--- Objective ---
Each line that contains the word "будет" counts once; give the total for the records below and nothing else.

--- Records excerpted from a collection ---
******************************

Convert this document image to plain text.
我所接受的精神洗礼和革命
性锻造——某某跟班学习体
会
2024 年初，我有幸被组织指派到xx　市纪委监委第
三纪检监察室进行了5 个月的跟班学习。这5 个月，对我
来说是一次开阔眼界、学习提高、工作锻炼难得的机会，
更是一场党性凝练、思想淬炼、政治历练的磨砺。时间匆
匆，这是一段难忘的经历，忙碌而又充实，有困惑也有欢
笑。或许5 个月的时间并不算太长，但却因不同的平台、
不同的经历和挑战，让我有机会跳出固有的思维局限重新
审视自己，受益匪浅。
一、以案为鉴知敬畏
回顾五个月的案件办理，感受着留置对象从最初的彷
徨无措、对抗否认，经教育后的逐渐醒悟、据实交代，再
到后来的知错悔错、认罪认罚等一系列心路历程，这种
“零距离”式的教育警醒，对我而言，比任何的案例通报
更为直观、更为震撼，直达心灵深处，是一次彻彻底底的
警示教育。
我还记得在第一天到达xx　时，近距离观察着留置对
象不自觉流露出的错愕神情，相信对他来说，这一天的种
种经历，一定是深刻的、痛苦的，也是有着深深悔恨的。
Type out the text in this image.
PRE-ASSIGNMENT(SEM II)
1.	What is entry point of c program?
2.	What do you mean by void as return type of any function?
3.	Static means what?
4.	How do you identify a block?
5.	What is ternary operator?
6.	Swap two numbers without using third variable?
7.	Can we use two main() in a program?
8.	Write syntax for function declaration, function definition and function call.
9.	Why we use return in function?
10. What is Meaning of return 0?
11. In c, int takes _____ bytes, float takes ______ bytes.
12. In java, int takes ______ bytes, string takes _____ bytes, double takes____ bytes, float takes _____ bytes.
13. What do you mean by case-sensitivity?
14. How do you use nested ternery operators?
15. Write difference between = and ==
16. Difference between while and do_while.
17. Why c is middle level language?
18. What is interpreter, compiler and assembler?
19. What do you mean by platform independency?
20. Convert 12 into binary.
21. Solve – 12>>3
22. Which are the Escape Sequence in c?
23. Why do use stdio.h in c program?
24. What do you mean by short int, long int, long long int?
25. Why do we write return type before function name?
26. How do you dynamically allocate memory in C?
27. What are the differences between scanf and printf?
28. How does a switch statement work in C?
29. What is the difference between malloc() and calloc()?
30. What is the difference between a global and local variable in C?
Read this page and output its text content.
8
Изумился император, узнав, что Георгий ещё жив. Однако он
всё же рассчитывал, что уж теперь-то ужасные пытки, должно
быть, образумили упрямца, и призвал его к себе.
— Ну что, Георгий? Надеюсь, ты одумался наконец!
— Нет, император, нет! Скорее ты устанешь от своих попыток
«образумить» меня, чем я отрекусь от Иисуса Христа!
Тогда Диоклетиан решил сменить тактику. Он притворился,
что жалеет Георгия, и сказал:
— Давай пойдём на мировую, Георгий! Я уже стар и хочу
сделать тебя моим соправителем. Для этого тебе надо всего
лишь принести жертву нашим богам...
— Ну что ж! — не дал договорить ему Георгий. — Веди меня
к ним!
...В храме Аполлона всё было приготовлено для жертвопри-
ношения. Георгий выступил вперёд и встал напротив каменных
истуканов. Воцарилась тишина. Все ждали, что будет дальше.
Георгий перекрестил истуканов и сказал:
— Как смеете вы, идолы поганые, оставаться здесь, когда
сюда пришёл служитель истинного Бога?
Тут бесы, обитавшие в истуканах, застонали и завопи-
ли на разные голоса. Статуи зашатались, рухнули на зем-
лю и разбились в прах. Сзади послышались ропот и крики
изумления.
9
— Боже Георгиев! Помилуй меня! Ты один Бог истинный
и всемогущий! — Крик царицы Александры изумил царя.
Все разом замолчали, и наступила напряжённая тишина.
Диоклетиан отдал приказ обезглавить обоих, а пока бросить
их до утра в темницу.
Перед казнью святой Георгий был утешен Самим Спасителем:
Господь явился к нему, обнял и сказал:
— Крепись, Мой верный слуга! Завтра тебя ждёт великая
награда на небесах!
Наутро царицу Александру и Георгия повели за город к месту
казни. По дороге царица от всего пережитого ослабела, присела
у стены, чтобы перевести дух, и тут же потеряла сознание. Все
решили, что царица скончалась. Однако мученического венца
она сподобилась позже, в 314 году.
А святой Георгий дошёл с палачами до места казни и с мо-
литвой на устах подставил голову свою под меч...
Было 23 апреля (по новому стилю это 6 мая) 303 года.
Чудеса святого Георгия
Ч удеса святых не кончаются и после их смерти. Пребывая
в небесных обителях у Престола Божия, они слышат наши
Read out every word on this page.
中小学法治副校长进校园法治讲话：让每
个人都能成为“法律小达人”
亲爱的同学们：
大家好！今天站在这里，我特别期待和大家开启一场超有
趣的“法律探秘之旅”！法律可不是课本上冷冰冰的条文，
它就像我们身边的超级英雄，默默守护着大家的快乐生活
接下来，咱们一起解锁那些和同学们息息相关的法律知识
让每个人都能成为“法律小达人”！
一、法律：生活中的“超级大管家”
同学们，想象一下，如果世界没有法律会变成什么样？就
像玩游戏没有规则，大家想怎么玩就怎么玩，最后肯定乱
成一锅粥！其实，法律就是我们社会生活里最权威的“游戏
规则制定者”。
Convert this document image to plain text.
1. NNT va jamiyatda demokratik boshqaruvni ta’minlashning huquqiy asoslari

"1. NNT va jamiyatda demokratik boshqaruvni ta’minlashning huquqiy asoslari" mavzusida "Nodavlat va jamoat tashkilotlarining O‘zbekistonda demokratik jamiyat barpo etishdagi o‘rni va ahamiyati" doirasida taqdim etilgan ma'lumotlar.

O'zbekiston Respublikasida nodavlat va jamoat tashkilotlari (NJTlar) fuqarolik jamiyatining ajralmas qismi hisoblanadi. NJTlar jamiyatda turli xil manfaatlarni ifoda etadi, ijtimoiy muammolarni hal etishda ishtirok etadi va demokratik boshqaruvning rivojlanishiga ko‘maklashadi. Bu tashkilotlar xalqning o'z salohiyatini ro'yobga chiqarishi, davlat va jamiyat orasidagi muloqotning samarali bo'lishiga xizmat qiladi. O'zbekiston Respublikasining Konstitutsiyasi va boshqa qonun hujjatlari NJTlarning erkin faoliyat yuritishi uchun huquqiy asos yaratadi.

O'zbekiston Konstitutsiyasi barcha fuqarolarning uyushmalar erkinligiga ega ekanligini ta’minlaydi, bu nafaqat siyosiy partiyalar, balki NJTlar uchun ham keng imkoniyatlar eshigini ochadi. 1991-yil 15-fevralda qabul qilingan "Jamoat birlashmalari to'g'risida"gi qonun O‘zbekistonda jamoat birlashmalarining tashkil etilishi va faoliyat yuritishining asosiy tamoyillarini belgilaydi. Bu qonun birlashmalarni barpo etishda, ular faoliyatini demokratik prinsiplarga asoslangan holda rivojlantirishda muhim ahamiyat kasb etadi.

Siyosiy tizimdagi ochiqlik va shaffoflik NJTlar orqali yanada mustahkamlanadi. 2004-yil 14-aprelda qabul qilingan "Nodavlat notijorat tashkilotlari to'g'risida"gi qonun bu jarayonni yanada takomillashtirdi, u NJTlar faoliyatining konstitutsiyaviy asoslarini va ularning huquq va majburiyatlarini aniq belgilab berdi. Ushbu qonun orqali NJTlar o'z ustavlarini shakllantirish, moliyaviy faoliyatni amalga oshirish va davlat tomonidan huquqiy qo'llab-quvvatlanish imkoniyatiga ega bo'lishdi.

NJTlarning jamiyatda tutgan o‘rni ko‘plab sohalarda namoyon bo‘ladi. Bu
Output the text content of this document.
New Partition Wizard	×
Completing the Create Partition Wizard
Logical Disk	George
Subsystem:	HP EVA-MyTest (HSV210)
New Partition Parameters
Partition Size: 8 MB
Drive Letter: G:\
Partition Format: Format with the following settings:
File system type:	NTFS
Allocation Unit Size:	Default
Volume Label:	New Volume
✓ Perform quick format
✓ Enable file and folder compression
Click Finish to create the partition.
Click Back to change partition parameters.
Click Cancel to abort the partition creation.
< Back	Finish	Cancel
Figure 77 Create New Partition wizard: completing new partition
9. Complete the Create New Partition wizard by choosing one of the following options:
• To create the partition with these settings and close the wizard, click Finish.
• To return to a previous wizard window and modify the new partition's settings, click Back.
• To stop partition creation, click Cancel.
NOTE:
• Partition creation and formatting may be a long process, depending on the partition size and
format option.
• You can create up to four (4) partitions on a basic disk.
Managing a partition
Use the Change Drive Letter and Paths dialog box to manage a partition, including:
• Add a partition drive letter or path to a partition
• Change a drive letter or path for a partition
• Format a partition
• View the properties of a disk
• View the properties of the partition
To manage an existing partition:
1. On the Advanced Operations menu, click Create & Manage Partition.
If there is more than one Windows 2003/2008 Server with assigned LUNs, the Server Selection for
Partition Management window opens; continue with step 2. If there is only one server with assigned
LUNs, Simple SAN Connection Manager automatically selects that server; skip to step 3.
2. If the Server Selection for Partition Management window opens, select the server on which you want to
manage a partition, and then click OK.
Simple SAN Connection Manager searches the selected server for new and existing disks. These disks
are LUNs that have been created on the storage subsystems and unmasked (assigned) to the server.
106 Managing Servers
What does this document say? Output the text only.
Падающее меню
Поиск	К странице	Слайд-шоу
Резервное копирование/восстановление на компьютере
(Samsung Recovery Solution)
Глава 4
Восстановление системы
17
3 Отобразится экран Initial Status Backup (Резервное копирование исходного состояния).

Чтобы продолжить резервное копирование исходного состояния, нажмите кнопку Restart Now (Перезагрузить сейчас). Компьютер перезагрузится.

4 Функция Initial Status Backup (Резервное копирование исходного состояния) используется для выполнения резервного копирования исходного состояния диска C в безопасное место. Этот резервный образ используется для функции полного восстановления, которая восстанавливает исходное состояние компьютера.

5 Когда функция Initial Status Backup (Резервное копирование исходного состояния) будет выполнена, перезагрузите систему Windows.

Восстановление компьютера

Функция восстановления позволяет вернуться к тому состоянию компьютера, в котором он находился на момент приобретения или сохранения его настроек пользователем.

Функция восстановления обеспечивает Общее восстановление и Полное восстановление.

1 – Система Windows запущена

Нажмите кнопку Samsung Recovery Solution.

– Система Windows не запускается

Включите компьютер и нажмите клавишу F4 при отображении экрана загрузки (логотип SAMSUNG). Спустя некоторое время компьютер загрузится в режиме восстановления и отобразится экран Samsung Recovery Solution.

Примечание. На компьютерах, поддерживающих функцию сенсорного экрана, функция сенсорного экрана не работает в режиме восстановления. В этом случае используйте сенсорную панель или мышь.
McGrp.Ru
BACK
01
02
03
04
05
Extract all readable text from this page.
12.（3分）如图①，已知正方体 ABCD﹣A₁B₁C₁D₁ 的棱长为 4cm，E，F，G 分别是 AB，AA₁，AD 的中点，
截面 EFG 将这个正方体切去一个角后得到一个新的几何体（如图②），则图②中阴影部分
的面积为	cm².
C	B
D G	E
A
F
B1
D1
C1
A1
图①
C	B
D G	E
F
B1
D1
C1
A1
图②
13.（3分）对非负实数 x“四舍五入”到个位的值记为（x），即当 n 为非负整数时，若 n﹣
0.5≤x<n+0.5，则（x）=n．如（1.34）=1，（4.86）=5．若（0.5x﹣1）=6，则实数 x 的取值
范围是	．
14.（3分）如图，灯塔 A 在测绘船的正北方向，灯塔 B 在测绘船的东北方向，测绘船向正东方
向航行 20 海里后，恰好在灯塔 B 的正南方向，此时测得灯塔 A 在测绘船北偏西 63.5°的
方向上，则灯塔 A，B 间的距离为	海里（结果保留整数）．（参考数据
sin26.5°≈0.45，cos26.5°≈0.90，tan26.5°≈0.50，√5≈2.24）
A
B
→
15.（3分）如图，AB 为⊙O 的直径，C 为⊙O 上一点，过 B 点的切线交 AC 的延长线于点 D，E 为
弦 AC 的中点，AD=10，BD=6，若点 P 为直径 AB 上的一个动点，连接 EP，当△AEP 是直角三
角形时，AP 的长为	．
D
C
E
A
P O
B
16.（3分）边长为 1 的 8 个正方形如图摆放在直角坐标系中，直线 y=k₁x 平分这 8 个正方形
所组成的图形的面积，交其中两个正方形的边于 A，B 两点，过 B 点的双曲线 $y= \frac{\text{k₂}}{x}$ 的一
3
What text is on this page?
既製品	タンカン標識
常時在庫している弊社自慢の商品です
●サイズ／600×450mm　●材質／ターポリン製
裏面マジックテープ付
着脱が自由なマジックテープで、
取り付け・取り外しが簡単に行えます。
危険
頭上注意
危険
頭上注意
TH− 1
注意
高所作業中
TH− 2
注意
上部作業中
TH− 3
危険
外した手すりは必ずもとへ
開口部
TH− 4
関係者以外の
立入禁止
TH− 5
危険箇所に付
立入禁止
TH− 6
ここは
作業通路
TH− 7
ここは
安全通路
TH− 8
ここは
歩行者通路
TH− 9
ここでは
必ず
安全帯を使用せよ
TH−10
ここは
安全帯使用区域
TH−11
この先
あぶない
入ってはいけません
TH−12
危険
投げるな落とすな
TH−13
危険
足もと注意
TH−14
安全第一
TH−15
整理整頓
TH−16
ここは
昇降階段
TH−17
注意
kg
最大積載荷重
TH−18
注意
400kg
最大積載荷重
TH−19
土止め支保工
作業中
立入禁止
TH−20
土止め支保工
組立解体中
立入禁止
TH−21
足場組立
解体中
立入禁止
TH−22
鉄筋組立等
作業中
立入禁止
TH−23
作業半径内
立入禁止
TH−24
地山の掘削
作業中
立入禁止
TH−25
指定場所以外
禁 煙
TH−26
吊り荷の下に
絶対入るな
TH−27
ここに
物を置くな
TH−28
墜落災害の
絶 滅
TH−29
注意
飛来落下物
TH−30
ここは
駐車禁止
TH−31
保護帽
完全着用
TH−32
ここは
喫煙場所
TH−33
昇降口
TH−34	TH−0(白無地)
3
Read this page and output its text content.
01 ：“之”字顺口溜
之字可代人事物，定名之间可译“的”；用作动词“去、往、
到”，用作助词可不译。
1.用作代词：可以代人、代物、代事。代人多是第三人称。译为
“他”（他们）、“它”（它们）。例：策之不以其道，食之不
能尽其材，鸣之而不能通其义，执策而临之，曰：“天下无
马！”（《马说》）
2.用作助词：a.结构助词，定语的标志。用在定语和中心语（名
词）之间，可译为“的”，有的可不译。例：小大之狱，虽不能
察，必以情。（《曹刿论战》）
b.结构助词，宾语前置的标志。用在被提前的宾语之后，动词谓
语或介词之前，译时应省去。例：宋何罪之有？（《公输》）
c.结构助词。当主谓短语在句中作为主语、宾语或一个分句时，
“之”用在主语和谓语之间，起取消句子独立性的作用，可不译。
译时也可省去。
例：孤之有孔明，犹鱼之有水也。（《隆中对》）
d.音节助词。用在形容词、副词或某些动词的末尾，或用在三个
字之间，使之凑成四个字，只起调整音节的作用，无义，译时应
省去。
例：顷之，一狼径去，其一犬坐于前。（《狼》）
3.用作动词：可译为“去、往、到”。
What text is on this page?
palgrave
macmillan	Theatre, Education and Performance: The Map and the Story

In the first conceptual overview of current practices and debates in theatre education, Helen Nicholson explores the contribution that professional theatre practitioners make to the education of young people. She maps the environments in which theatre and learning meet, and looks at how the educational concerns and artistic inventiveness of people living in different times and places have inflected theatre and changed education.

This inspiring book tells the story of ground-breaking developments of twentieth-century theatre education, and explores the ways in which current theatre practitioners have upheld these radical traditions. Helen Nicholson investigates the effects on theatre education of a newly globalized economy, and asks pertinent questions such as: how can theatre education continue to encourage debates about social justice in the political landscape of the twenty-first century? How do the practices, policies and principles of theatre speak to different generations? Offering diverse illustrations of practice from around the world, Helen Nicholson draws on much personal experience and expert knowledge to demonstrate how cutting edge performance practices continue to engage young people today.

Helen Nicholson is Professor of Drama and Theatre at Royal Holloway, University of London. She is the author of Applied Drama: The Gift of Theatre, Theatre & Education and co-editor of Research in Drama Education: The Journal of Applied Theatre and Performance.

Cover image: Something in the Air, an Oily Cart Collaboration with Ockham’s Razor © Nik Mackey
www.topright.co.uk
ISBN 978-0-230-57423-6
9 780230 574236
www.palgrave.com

******************************

--- Correct answer ---
2